__Aim__:
Repeat the whole of the data, keeping every detail the same.

━━━━━ Entries provided ━━━━━

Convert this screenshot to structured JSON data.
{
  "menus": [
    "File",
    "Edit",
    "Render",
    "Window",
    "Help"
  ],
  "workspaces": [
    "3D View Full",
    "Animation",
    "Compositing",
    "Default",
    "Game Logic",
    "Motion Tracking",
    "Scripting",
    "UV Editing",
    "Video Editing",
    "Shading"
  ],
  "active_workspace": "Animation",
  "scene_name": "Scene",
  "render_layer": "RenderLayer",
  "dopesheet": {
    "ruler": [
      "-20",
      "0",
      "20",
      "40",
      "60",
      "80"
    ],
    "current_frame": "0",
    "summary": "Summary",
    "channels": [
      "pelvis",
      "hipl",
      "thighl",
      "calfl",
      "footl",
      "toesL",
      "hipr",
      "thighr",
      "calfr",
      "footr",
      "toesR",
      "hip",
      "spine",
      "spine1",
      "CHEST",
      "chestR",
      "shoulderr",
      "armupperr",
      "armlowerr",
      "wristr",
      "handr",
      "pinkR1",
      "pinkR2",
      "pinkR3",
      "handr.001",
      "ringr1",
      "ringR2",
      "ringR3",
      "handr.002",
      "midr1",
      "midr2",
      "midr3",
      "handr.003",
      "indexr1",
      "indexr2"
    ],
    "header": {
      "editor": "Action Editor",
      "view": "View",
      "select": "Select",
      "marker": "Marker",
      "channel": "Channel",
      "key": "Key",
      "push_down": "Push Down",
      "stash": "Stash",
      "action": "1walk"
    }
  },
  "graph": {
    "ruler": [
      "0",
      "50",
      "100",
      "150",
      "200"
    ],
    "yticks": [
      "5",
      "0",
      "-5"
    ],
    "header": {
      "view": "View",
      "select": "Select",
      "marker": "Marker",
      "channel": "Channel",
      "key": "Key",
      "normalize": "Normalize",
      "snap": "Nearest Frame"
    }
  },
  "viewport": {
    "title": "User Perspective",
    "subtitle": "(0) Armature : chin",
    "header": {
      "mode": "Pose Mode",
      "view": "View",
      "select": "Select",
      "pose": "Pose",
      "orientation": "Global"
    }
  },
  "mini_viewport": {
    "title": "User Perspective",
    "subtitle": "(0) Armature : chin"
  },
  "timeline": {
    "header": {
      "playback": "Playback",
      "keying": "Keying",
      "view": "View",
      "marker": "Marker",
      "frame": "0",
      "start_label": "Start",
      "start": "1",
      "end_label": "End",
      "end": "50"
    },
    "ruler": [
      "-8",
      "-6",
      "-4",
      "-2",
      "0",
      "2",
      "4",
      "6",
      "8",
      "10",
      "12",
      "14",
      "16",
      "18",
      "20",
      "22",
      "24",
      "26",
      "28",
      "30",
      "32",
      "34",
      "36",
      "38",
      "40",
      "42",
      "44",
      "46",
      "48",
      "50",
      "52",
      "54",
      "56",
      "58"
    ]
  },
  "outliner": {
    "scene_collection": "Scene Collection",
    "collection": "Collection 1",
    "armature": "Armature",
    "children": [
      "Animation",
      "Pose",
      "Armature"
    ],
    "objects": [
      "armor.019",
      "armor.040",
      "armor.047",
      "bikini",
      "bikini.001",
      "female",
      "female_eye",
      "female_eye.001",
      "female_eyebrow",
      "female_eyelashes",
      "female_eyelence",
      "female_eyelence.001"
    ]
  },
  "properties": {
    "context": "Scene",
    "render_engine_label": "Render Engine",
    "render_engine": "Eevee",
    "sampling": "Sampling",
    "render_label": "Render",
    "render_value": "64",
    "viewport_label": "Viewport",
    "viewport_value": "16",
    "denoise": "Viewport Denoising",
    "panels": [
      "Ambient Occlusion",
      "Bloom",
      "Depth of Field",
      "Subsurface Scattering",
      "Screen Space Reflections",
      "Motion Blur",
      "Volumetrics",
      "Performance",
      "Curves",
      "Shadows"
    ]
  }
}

━━━━━

__Answer__:
Convert this screenshot to structured JSON data.
{
  "menus": [
    "File",
    "Edit",
    "Render",
    "Window",
    "Help"
  ],
  "workspaces": [
    "3D View Full",
    "Animation",
    "Compositing",
    "Default",
    "Game Logic",
    "Motion Tracking",
    "Scripting",
    "UV Editing",
    "Video Editing",
    "Shading"
  ],
  "active_workspace": "Animation",
  "scene_name": "Scene",
  "render_layer": "RenderLayer",
  "dopesheet": {
    "ruler": [
      "-20",
      "0",
      "20",
      "40",
      "60",
      "80"
    ],
    "current_frame": "0",
    "summary": "Summary",
    "channels": [
      "pelvis",
      "hipl",
      "thighl",
      "calfl",
      "footl",
      "toesL",
      "hipr",
      "thighr",
      "calfr",
      "footr",
      "toesR",
      "hip",
      "spine",
      "spine1",
      "CHEST",
      "chestR",
      "shoulderr",
      "armupperr",
      "armlowerr",
      "wristr",
      "handr",
      "pinkR1",
      "pinkR2",
      "pinkR3",
      "handr.001",
      "ringr1",
      "ringR2",
      "ringR3",
      "handr.002",
      "midr1",
      "midr2",
      "midr3",
      "handr.003",
      "indexr1",
      "indexr2"
    ],
    "header": {
      "editor": "Action Editor",
      "view": "View",
      "select": "Select",
      "marker": "Marker",
      "channel": "Channel",
      "key": "Key",
      "push_down": "Push Down",
      "stash": "Stash",
      "action": "1walk"
    }
  },
  "graph": {
    "ruler": [
      "0",
      "50",
      "100",
      "150",
      "200"
    ],
    "yticks": [
      "5",
      "0",
      "-5"
    ],
    "header": {
      "view": "View",
      "select": "Select",
      "marker": "Marker",
      "channel": "Channel",
      "key": "Key",
      "normalize": "Normalize",
      "snap": "Nearest Frame"
    }
  },
  "viewport": {
    "title": "User Perspective",
    "subtitle": "(0) Armature : chin",
    "header": {
      "mode": "Pose Mode",
      "view": "View",
      "select": "Select",
      "pose": "Pose",
      "orientation": "Global"
    }
  },
  "mini_viewport": {
    "title": "User Perspective",
    "subtitle": "(0) Armature : chin"
  },
  "timeline": {
    "header": {
      "playback": "Playback",
      "keying": "Keying",
      "view": "View",
      "marker": "Marker",
      "frame": "0",
      "start_label": "Start",
      "start": "1",
      "end_label": "End",
      "end": "50"
    },
    "ruler": [
      "-8",
      "-6",
      "-4",
      "-2",
      "0",
      "2",
      "4",
      "6",
      "8",
      "10",
      "12",
      "14",
      "16",
      "18",
      "20",
      "22",
      "24",
      "26",
      "28",
      "30",
      "32",
      "34",
      "36",
      "38",
      "40",
      "42",
      "44",
      "46",
      "48",
      "50",
      "52",
      "54",
      "56",
      "58"
    ]
  },
  "outliner": {
    "scene_collection": "Scene Collection",
    "collection": "Collection 1",
    "armature": "Armature",
    "children": [
      "Animation",
      "Pose",
      "Armature"
    ],
    "objects": [
      "armor.019",
      "armor.040",
      "armor.047",
      "bikini",
      "bikini.001",
      "female",
      "female_eye",
      "female_eye.001",
      "female_eyebrow",
      "female_eyelashes",
      "female_eyelence",
      "female_eyelence.001"
    ]
  },
  "properties": {
    "context": "Scene",
    "render_engine_label": "Render Engine",
    "render_engine": "Eevee",
    "sampling": "Sampling",
    "render_label": "Render",
    "render_value": "64",
    "viewport_label": "Viewport",
    "viewport_value": "16",
    "denoise": "Viewport Denoising",
    "panels": [
      "Ambient Occlusion",
      "Bloom",
      "Depth of Field",
      "Subsurface Scattering",
      "Screen Space Reflections",
      "Motion Blur",
      "Volumetrics",
      "Performance",
      "Curves",
      "Shadows"
    ]
  }
}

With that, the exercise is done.